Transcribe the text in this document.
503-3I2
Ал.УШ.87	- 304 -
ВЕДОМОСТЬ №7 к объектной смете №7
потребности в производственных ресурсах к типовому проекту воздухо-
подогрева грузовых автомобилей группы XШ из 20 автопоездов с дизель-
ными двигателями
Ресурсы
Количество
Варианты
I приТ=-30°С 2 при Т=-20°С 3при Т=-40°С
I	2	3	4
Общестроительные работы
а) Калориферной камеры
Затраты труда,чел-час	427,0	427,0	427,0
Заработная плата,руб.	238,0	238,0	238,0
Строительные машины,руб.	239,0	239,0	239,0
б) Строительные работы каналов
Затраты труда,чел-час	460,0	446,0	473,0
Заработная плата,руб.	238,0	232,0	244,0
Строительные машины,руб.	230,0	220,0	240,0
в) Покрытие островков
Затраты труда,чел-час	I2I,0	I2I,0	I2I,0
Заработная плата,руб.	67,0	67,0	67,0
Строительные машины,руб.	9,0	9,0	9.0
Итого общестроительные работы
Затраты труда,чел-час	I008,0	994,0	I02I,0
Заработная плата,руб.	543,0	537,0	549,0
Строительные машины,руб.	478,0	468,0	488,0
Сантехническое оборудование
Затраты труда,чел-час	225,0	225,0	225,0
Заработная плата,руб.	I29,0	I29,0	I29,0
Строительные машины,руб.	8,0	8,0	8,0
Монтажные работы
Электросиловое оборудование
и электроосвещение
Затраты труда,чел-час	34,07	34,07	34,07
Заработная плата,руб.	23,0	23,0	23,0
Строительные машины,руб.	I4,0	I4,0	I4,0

GOAL OF THE EXERCISE: Copy the material above back out, exactly as written.

TASK RESULT:
Transcribe the text in this document.
503-3I2
Ал.УШ.87	- 304 -
ВЕДОМОСТЬ №7 к объектной смете №7
потребности в производственных ресурсах к типовому проекту воздухо-
подогрева грузовых автомобилей группы XШ из 20 автопоездов с дизель-
ными двигателями
Ресурсы
Количество
Варианты
I приТ=-30°С 2 при Т=-20°С 3при Т=-40°С
I	2	3	4
Общестроительные работы
а) Калориферной камеры
Затраты труда,чел-час	427,0	427,0	427,0
Заработная плата,руб.	238,0	238,0	238,0
Строительные машины,руб.	239,0	239,0	239,0
б) Строительные работы каналов
Затраты труда,чел-час	460,0	446,0	473,0
Заработная плата,руб.	238,0	232,0	244,0
Строительные машины,руб.	230,0	220,0	240,0
в) Покрытие островков
Затраты труда,чел-час	I2I,0	I2I,0	I2I,0
Заработная плата,руб.	67,0	67,0	67,0
Строительные машины,руб.	9,0	9,0	9.0
Итого общестроительные работы
Затраты труда,чел-час	I008,0	994,0	I02I,0
Заработная плата,руб.	543,0	537,0	549,0
Строительные машины,руб.	478,0	468,0	488,0
Сантехническое оборудование
Затраты труда,чел-час	225,0	225,0	225,0
Заработная плата,руб.	I29,0	I29,0	I29,0
Строительные машины,руб.	8,0	8,0	8,0
Монтажные работы
Электросиловое оборудование
и электроосвещение
Затраты труда,чел-час	34,07	34,07	34,07
Заработная плата,руб.	23,0	23,0	23,0
Строительные машины,руб.	I4,0	I4,0	I4,0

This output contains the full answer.